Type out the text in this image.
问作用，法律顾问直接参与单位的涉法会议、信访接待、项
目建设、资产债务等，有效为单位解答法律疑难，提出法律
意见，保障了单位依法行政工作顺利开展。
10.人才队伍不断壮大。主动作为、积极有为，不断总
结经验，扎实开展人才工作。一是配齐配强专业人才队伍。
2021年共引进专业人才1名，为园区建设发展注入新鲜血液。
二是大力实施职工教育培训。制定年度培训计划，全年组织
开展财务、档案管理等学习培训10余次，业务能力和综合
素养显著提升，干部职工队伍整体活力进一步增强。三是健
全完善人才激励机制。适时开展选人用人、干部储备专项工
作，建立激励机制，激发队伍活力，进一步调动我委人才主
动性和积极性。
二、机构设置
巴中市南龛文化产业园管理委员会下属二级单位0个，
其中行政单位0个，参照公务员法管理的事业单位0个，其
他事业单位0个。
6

### THE TASK
Every record above should be copied exactly.

### SOLVED EXERCISE
Type out the text in this image.
问作用，法律顾问直接参与单位的涉法会议、信访接待、项
目建设、资产债务等，有效为单位解答法律疑难，提出法律
意见，保障了单位依法行政工作顺利开展。
10.人才队伍不断壮大。主动作为、积极有为，不断总
结经验，扎实开展人才工作。一是配齐配强专业人才队伍。
2021年共引进专业人才1名，为园区建设发展注入新鲜血液。
二是大力实施职工教育培训。制定年度培训计划，全年组织
开展财务、档案管理等学习培训10余次，业务能力和综合
素养显著提升，干部职工队伍整体活力进一步增强。三是健
全完善人才激励机制。适时开展选人用人、干部储备专项工
作，建立激励机制，激发队伍活力，进一步调动我委人才主
动性和积极性。
二、机构设置
巴中市南龛文化产业园管理委员会下属二级单位0个，
其中行政单位0个，参照公务员法管理的事业单位0个，其
他事业单位0个。
6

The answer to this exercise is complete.